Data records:
···

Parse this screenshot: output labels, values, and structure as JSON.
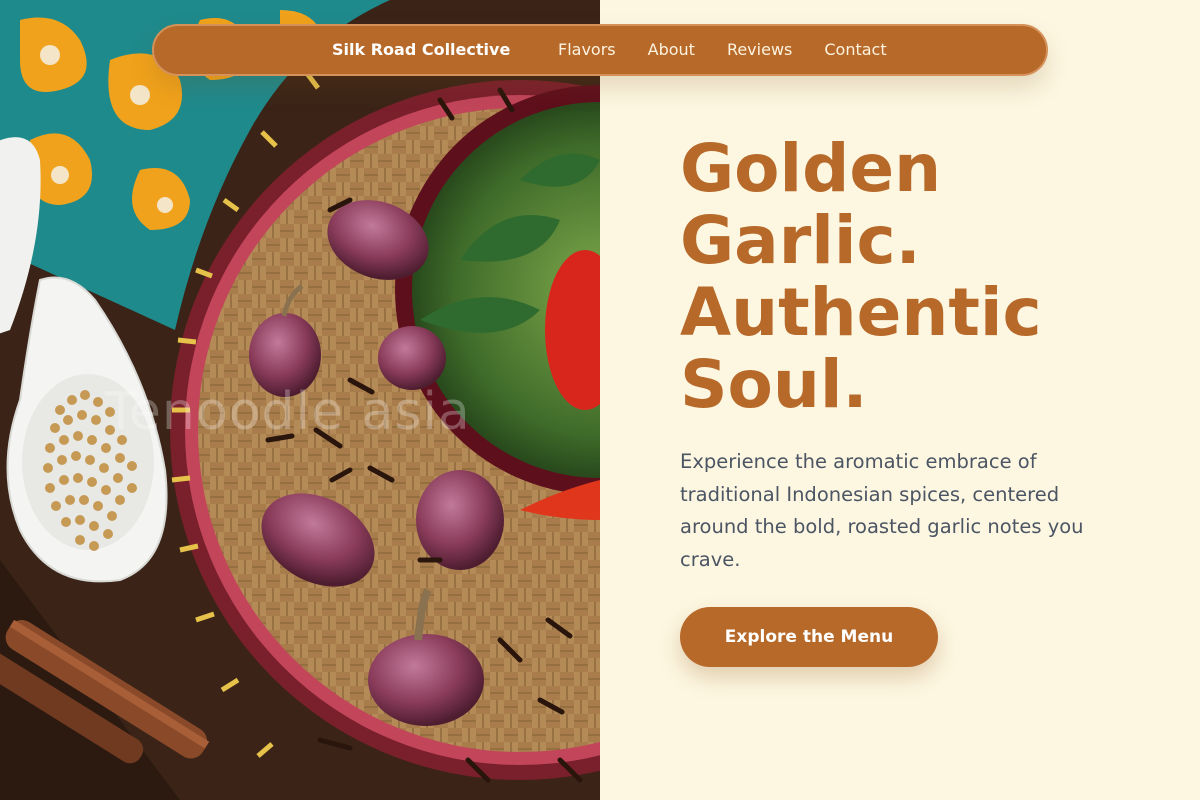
{
  "nav": {
    "brand": "Silk Road Collective",
    "links": [
      "Flavors",
      "About",
      "Reviews",
      "Contact"
    ]
  },
  "hero": {
    "title_lines": [
      "Golden",
      "Garlic.",
      "Authentic",
      "Soul."
    ],
    "description": "Experience the aromatic embrace of traditional Indonesian spices, centered around the bold, roasted garlic notes you crave.",
    "cta_label": "Explore the Menu"
  },
  "photo": {
    "watermark": "Tenoodle asia",
    "subject": "spices-shallots-cloves-basket"
  },
  "colors": {
    "accent": "#b7692a",
    "background": "#fdf7e1",
    "body_text": "#4b5563"
  }
}
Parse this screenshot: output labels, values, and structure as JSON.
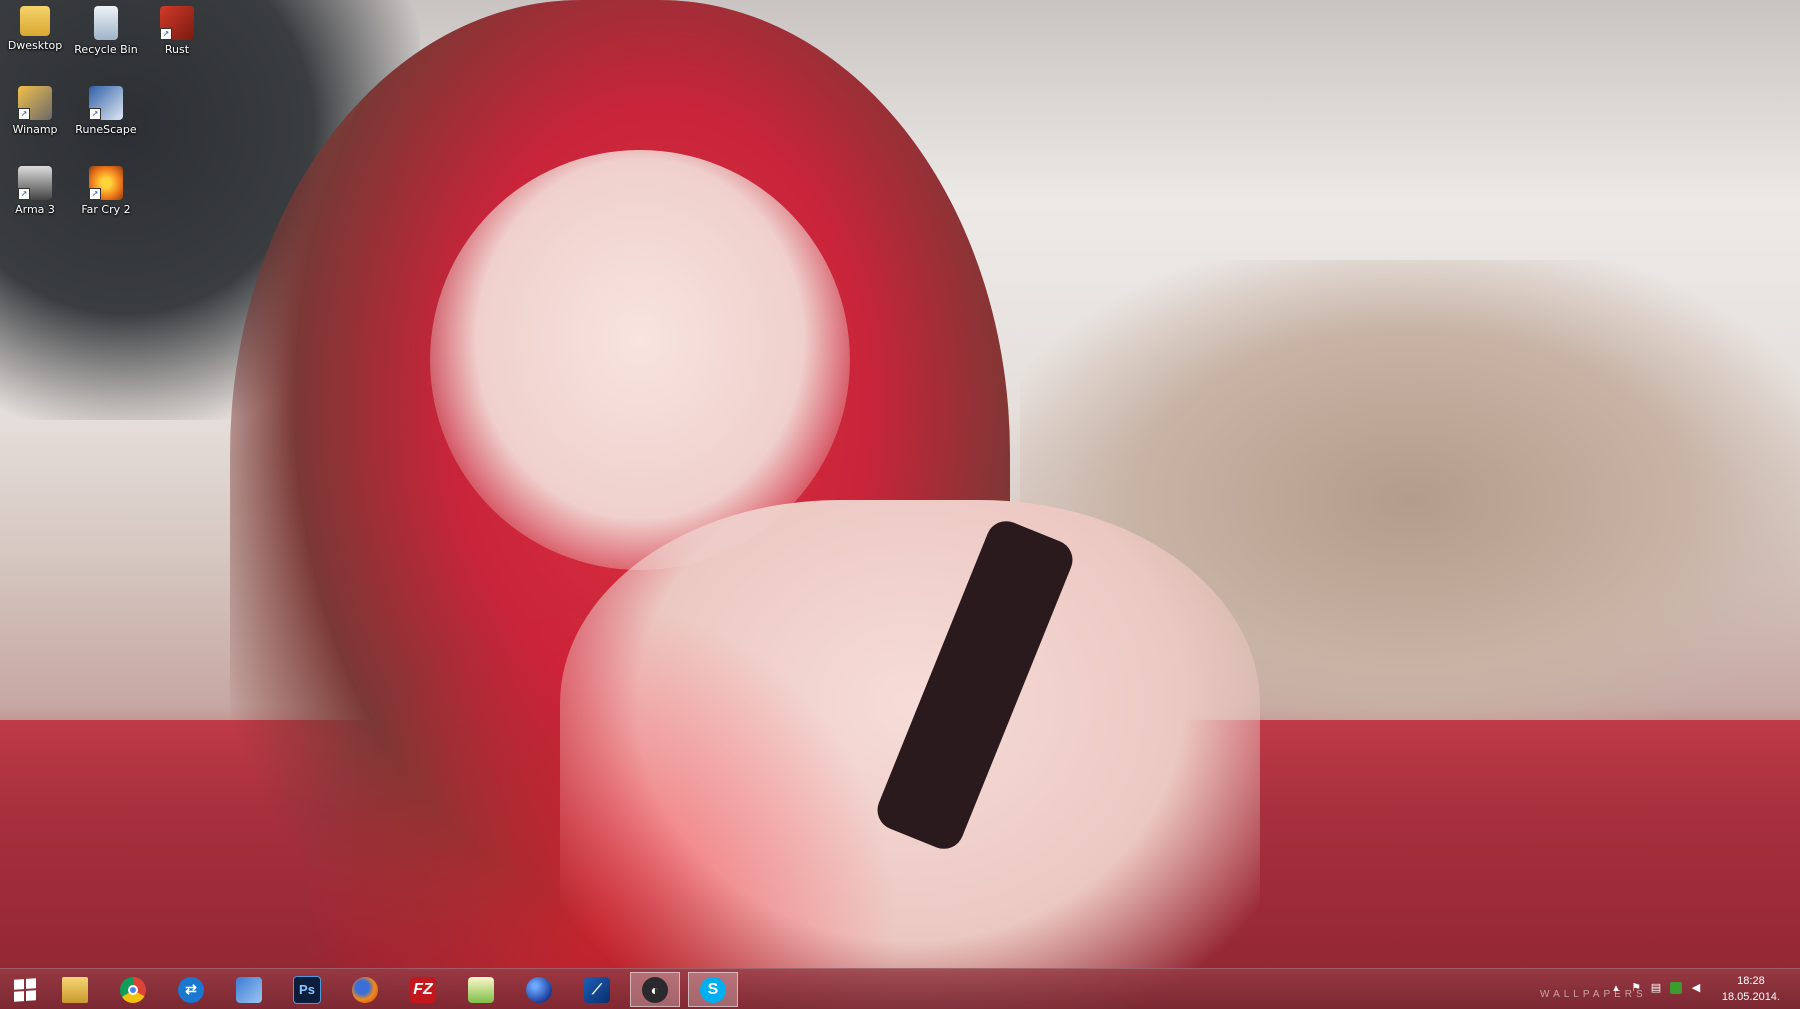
{
  "desktop": {
    "icons": [
      {
        "label": "Dwesktop",
        "icon": "folder-icon",
        "shortcut": false
      },
      {
        "label": "Recycle Bin",
        "icon": "recycle-bin-icon",
        "shortcut": false
      },
      {
        "label": "Rust",
        "icon": "rust-game-icon",
        "shortcut": true
      },
      {
        "label": "Winamp",
        "icon": "winamp-icon",
        "shortcut": true
      },
      {
        "label": "RuneScape",
        "icon": "runescape-icon",
        "shortcut": true
      },
      {
        "label": "Arma 3",
        "icon": "arma-3-icon",
        "shortcut": true
      },
      {
        "label": "Far Cry 2",
        "icon": "far-cry-2-icon",
        "shortcut": true
      }
    ]
  },
  "taskbar": {
    "pinned": [
      {
        "icon": "windows-start-icon",
        "text": ""
      },
      {
        "icon": "file-explorer-icon",
        "text": ""
      },
      {
        "icon": "chrome-icon",
        "text": ""
      },
      {
        "icon": "teamviewer-icon",
        "text": ""
      },
      {
        "icon": "network-icon",
        "text": ""
      },
      {
        "icon": "photoshop-icon",
        "text": "Ps"
      },
      {
        "icon": "firefox-icon",
        "text": ""
      },
      {
        "icon": "filezilla-icon",
        "text": "FZ"
      },
      {
        "icon": "notepad-plus-plus-icon",
        "text": ""
      },
      {
        "icon": "globe-icon",
        "text": ""
      },
      {
        "icon": "tool-icon",
        "text": ""
      },
      {
        "icon": "steam-icon",
        "text": "",
        "active": true
      },
      {
        "icon": "skype-icon",
        "text": "S",
        "active": true
      }
    ],
    "tray": {
      "watermark": "WALLPAPERS",
      "icons": [
        "chevron-up-icon",
        "flag-icon",
        "network-status-icon",
        "nvidia-icon",
        "volume-icon"
      ],
      "time": "18:28",
      "date": "18.05.2014."
    }
  }
}
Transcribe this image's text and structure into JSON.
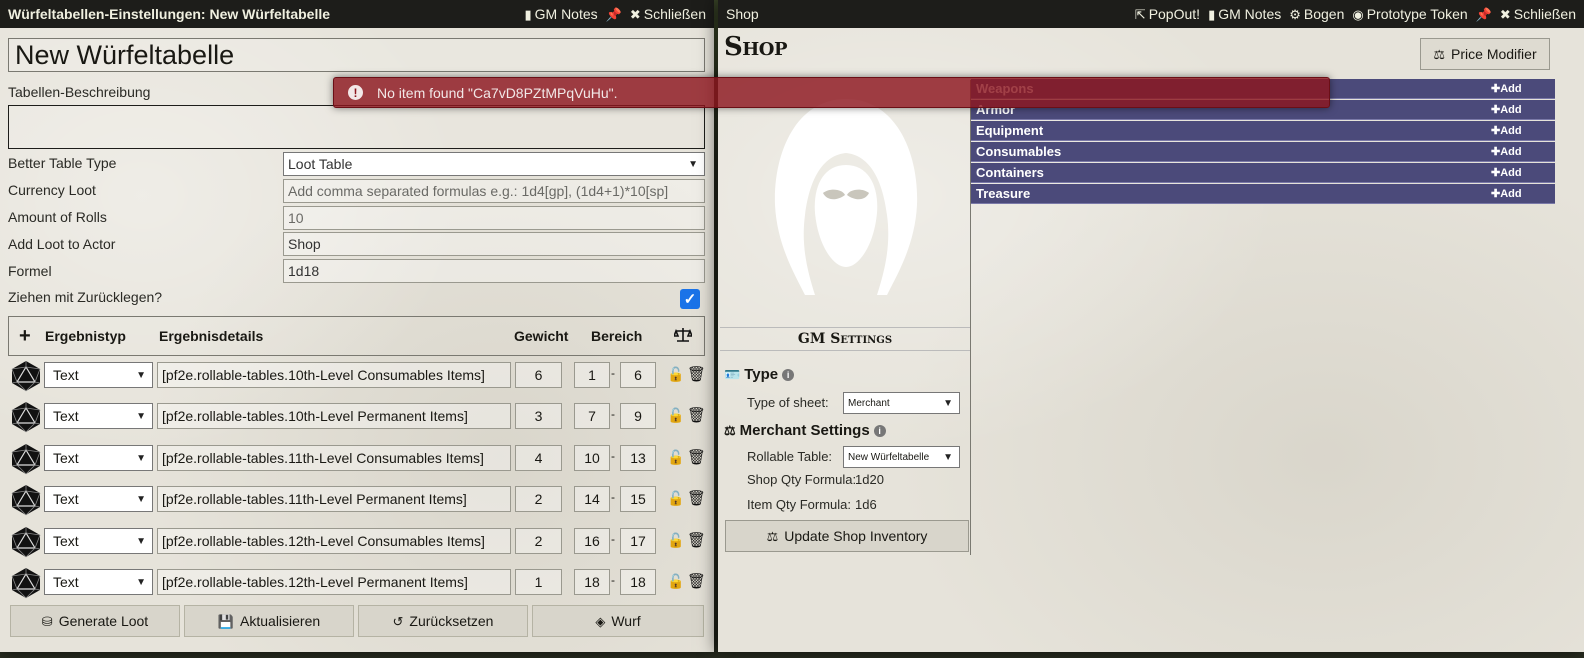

···

→ **Instructions for the task**: Every line above should be repeated exactly; pictures stay out of the copy.

→ **The answer**:
Parse this screenshot: output labels, values, and structure as JSON.
{
  "nav": {
    "brand": "Silk Road Collective",
    "links": [
      "Flavors",
      "About",
      "Reviews",
      "Contact"
    ]
  },
  "hero": {
    "title_lines": [
      "Golden",
      "Garlic.",
      "Authentic",
      "Soul."
    ],
    "description": "Experience the aromatic embrace of traditional Indonesian spices, centered around the bold, roasted garlic notes you crave.",
    "cta_label": "Explore the Menu"
  },
  "photo": {
    "watermark": "Tenoodle asia",
    "subject": "spices-shallots-cloves-basket"
  },
  "colors": {
    "accent": "#b7692a",
    "background": "#fdf7e1",
    "body_text": "#4b5563"
  }
}
Parse this screenshot: output labels, values, and structure as JSON.
{
  "desktop": {
    "icons": [
      {
        "label": "Dwesktop",
        "icon": "folder-icon",
        "shortcut": false
      },
      {
        "label": "Recycle Bin",
        "icon": "recycle-bin-icon",
        "shortcut": false
      },
      {
        "label": "Rust",
        "icon": "rust-game-icon",
        "shortcut": true
      },
      {
        "label": "Winamp",
        "icon": "winamp-icon",
        "shortcut": true
      },
      {
        "label": "RuneScape",
        "icon": "runescape-icon",
        "shortcut": true
      },
      {
        "label": "Arma 3",
        "icon": "arma-3-icon",
        "shortcut": true
      },
      {
        "label": "Far Cry 2",
        "icon": "far-cry-2-icon",
        "shortcut": true
      }
    ]
  },
  "taskbar": {
    "pinned": [
      {
        "icon": "windows-start-icon",
        "text": ""
      },
      {
        "icon": "file-explorer-icon",
        "text": ""
      },
      {
        "icon": "chrome-icon",
        "text": ""
      },
      {
        "icon": "teamviewer-icon",
        "text": ""
      },
      {
        "icon": "network-icon",
        "text": ""
      },
      {
        "icon": "photoshop-icon",
        "text": "Ps"
      },
      {
        "icon": "firefox-icon",
        "text": ""
      },
      {
        "icon": "filezilla-icon",
        "text": "FZ"
      },
      {
        "icon": "notepad-plus-plus-icon",
        "text": ""
      },
      {
        "icon": "globe-icon",
        "text": ""
      },
      {
        "icon": "tool-icon",
        "text": ""
      },
      {
        "icon": "steam-icon",
        "text": "",
        "active": true
      },
      {
        "icon": "skype-icon",
        "text": "S",
        "active": true
      }
    ],
    "tray": {
      "watermark": "WALLPAPERS",
      "icons": [
        "chevron-up-icon",
        "flag-icon",
        "network-status-icon",
        "nvidia-icon",
        "volume-icon"
      ],
      "time": "18:28",
      "date": "18.05.2014."
    }
  }
}
Transcribe this image's text and structure into JSON.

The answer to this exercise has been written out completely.